Dataset:
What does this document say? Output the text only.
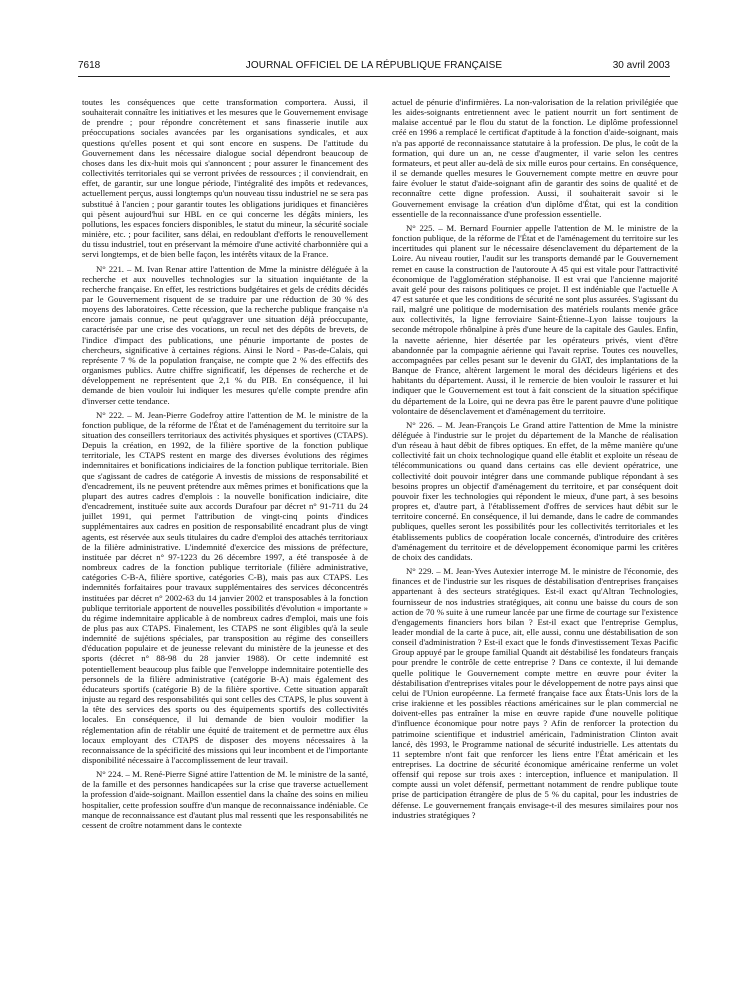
7618	JOURNAL OFFICIEL DE LA RÉPUBLIQUE FRANÇAISE	30 avril 2003

toutes les conséquences que cette transformation comportera. Aussi, il souhaiterait connaître les initiatives et les mesures que le Gouvernement envisage de prendre ; pour répondre concrètement et sans finasserie inutile aux préoccupations sociales avancées par les organisations syndicales, et aux questions qu'elles posent et qui sont encore en suspens. De l'attitude du Gouvernement dans les nécessaire dialogue social dépendront beaucoup de choses dans les dix-huit mois qui s'annoncent ; pour assurer le financement des collectivités territoriales qui se verront privées de ressources ; il conviendrait, en effet, de garantir, sur une longue période, l'intégralité des impôts et redevances, actuellement perçus, aussi longtemps qu'un nouveau tissu industriel ne se sera pas substitué à l'ancien ; pour garantir toutes les obligations juridiques et financières qui pèsent aujourd'hui sur HBL en ce qui concerne les dégâts miniers, les pollutions, les espaces fonciers disponibles, le statut du mineur, la sécurité sociale minière, etc. ; pour faciliter, sans délai, en redoublant d'efforts le renouvellement du tissu industriel, tout en préservant la mémoire d'une activité charbonnière qui a servi longtemps, et de bien belle façon, les intérêts vitaux de la France.

N° 221. – M. Ivan Renar attire l'attention de Mme la ministre déléguée à la recherche et aux nouvelles technologies sur la situation inquiétante de la recherche française. En effet, les restrictions budgétaires et gels de crédits décidés par le Gouvernement risquent de se traduire par une réduction de 30 % des moyens des laboratoires. Cette récession, que la recherche publique française n'a encore jamais connue, ne peut qu'aggraver une situation déjà préoccupante, caractérisée par une crise des vocations, un recul net des dépôts de brevets, de l'indice d'impact des publications, une pénurie importante de postes de chercheurs, significative à certaines régions. Ainsi le Nord - Pas-de-Calais, qui représente 7 % de la population française, ne compte que 2 % des effectifs des organismes publics. Autre chiffre significatif, les dépenses de recherche et de développement ne représentent que 2,1 % du PIB. En conséquence, il lui demande de bien vouloir lui indiquer les mesures qu'elle compte prendre afin d'inverser cette tendance.

N° 222. – M. Jean-Pierre Godefroy attire l'attention de M. le ministre de la fonction publique, de la réforme de l'État et de l'aménagement du territoire sur la situation des conseillers territoriaux des activités physiques et sportives (CTAPS). Depuis la création, en 1992, de la filière sportive de la fonction publique territoriale, les CTAPS restent en marge des diverses évolutions des régimes indemnitaires et bonifications indiciaires de la fonction publique territoriale. Bien que s'agissant de cadres de catégorie A investis de missions de responsabilité et d'encadrement, ils ne peuvent prétendre aux mêmes primes et bonifications que la plupart des autres cadres d'emplois : la nouvelle bonification indiciaire, dite d'encadrement, instituée suite aux accords Durafour par décret n° 91-711 du 24 juillet 1991, qui permet l'attribution de vingt-cinq points d'indices supplémentaires aux cadres en position de responsabilité encadrant plus de vingt agents, est réservée aux seuls titulaires du cadre d'emploi des attachés territoriaux de la filière administrative. L'indemnité d'exercice des missions de préfecture, instituée par décret n° 97-1223 du 26 décembre 1997, a été transposée à de nombreux cadres de la fonction publique territoriale (filière administrative, catégories C-B-A, filière sportive, catégories C-B), mais pas aux CTAPS. Les indemnités forfaitaires pour travaux supplémentaires des services déconcentrés instituées par décret n° 2002-63 du 14 janvier 2002 et transposables à la fonction publique territoriale apportent de nouvelles possibilités d'évolution « importante » du régime indemnitaire applicable à de nombreux cadres d'emploi, mais une fois de plus pas aux CTAPS. Finalement, les CTAPS ne sont éligibles qu'à la seule indemnité de sujétions spéciales, par transposition au régime des conseillers d'éducation populaire et de jeunesse relevant du ministère de la jeunesse et des sports (décret n° 88-98 du 28 janvier 1988). Or cette indemnité est potentiellement beaucoup plus faible que l'enveloppe indemnitaire potentielle des personnels de la filière administrative (catégorie B-A) mais également des éducateurs sportifs (catégorie B) de la filière sportive. Cette situation apparaît injuste au regard des responsabilités qui sont celles des CTAPS, le plus souvent à la tête des services des sports ou des équipements sportifs des collectivités locales. En conséquence, il lui demande de bien vouloir modifier la réglementation afin de rétablir une équité de traitement et de permettre aux élus locaux employant des CTAPS de disposer des moyens nécessaires à la reconnaissance de la spécificité des missions qui leur incombent et de l'importante disponibilité nécessaire à l'accomplissement de leur travail.

N° 224. – M. René-Pierre Signé attire l'attention de M. le ministre de la santé, de la famille et des personnes handicapées sur la crise que traverse actuellement la profession d'aide-soignant. Maillon essentiel dans la chaîne des soins en milieu hospitalier, cette profession souffre d'un manque de reconnaissance indéniable. Ce manque de reconnaissance est d'autant plus mal ressenti que les responsabilités ne cessent de croître notamment dans le contexte

actuel de pénurie d'infirmières. La non-valorisation de la relation privilégiée que les aides-soignants entretiennent avec le patient nourrit un fort sentiment de malaise accentué par le flou du statut de la fonction. Le diplôme professionnel créé en 1996 a remplacé le certificat d'aptitude à la fonction d'aide-soignant, mais n'a pas apporté de reconnaissance statutaire à la profession. De plus, le coût de la formation, qui dure un an, ne cesse d'augmenter, il varie selon les centres formateurs, et peut aller au-delà de six mille euros pour certains. En conséquence, il se demande quelles mesures le Gouvernement compte mettre en œuvre pour faire évoluer le statut d'aide-soignant afin de garantir des soins de qualité et de reconnaître cette digne profession. Aussi, il souhaiterait savoir si le Gouvernement envisage la création d'un diplôme d'État, qui est la condition essentielle de la reconnaissance d'une profession essentielle.

N° 225. – M. Bernard Fournier appelle l'attention de M. le ministre de la fonction publique, de la réforme de l'État et de l'aménagement du territoire sur les incertitudes qui planent sur le nécessaire désenclavement du département de la Loire. Au niveau routier, l'audit sur les transports demandé par le Gouvernement remet en cause la construction de l'autoroute A 45 qui est vitale pour l'attractivité économique de l'agglomération stéphanoise. Il est vrai que l'ancienne majorité avait gelé pour des raisons politiques ce projet. Il est indéniable que l'actuelle A 47 est saturée et que les conditions de sécurité ne sont plus assurées. S'agissant du rail, malgré une politique de modernisation des matériels roulants menée grâce aux collectivités, la ligne ferroviaire Saint-Étienne–Lyon laisse toujours la seconde métropole rhônalpine à près d'une heure de la capitale des Gaules. Enfin, la navette aérienne, hier désertée par les opérateurs privés, vient d'être abandonnée par la compagnie aérienne qui l'avait reprise. Toutes ces nouvelles, accompagnées par celles pesant sur le devenir du GIAT, des implantations de la Banque de France, altèrent largement le moral des décideurs ligériens et des habitants du département. Aussi, il le remercie de bien vouloir le rassurer et lui indiquer que le Gouvernement est tout à fait conscient de la situation spécifique du département de la Loire, qui ne devra pas être le parent pauvre d'une politique volontaire de désenclavement et d'aménagement du territoire.

N° 226. – M. Jean-François Le Grand attire l'attention de Mme la ministre déléguée à l'industrie sur le projet du département de la Manche de réalisation d'un réseau à haut débit de fibres optiques. En effet, de la même manière qu'une collectivité fait un choix technologique quand elle établit et exploite un réseau de télécommunications ou quand dans certains cas elle devient opératrice, une collectivité doit pouvoir intégrer dans une commande publique répondant à ses besoins propres un objectif d'aménagement du territoire, et par conséquent doit pouvoir fixer les technologies qui répondent le mieux, d'une part, à ses besoins propres et, d'autre part, à l'établissement d'offres de services haut débit sur le territoire concerné. En conséquence, il lui demande, dans le cadre de commandes publiques, quelles seront les possibilités pour les collectivités territoriales et les établissements publics de coopération locale concernés, d'introduire des critères d'aménagement du territoire et de développement économique parmi les critères de choix des candidats.

N° 229. – M. Jean-Yves Autexier interroge M. le ministre de l'économie, des finances et de l'industrie sur les risques de déstabilisation d'entreprises françaises appartenant à des secteurs stratégiques. Est-il exact qu'Altran Technologies, fournisseur de nos industries stratégiques, ait connu une baisse du cours de son action de 70 % suite à une rumeur lancée par une firme de courtage sur l'existence d'engagements financiers hors bilan ? Est-il exact que l'entreprise Gemplus, leader mondial de la carte à puce, ait, elle aussi, connu une déstabilisation de son conseil d'administration ? Est-il exact que le fonds d'investissement Texas Pacific Group appuyé par le groupe familial Quandt ait déstabilisé les fondateurs français pour prendre le contrôle de cette entreprise ? Dans ce contexte, il lui demande quelle politique le Gouvernement compte mettre en œuvre pour éviter la déstabilisation d'entreprises vitales pour le développement de notre pays ainsi que celui de l'Union européenne. La fermeté française face aux États-Unis lors de la crise irakienne et les possibles réactions américaines sur le plan commercial ne doivent-elles pas entraîner la mise en œuvre rapide d'une nouvelle politique d'influence économique pour notre pays ? Afin de renforcer la protection du patrimoine scientifique et industriel américain, l'administration Clinton avait lancé, dès 1993, le Programme national de sécurité industrielle. Les attentats du 11 septembre n'ont fait que renforcer les liens entre l'État américain et les entreprises. La doctrine de sécurité économique américaine renferme un volet offensif qui repose sur trois axes : interception, influence et manipulation. Il compte aussi un volet défensif, permettant notamment de rendre publique toute prise de participation étrangère de plus de 5 % du capital, pour les industries de défense. Le gouvernement français envisage-t-il des mesures similaires pour nos industries stratégiques ?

The exercise: Using the listing above, pull out all lines that hold the word "actuellement".

Reply:
toutes les conséquences que cette transformation comportera. Aussi, il souhaiterait connaître les initiatives et les mesures que le Gouvernement envisage de prendre ; pour répondre concrètement et sans finasserie inutile aux préoccupations sociales avancées par les organisations syndicales, et aux questions qu'elles posent et qui sont encore en suspens. De l'attitude du Gouvernement dans les nécessaire dialogue social dépendront beaucoup de choses dans les dix-huit mois qui s'annoncent ; pour assurer le financement des collectivités territoriales qui se verront privées de ressources ; il conviendrait, en effet, de garantir, sur une longue période, l'intégralité des impôts et redevances, actuellement perçus, aussi longtemps qu'un nouveau tissu industriel ne se sera pas substitué à l'ancien ; pour garantir toutes les obligations juridiques et financières qui pèsent aujourd'hui sur HBL en ce qui concerne les dégâts miniers, les pollutions, les espaces fonciers disponibles, le statut du mineur, la sécurité sociale minière, etc. ; pour faciliter, sans délai, en redoublant d'efforts le renouvellement du tissu industriel, tout en préservant la mémoire d'une activité charbonnière qui a servi longtemps, et de bien belle façon, les intérêts vitaux de la France.
N° 224. – M. René-Pierre Signé attire l'attention de M. le ministre de la santé, de la famille et des personnes handicapées sur la crise que traverse actuellement la profession d'aide-soignant. Maillon essentiel dans la chaîne des soins en milieu hospitalier, cette profession souffre d'un manque de reconnaissance indéniable. Ce manque de reconnaissance est d'autant plus mal ressenti que les responsabilités ne cessent de croître notamment dans le contexte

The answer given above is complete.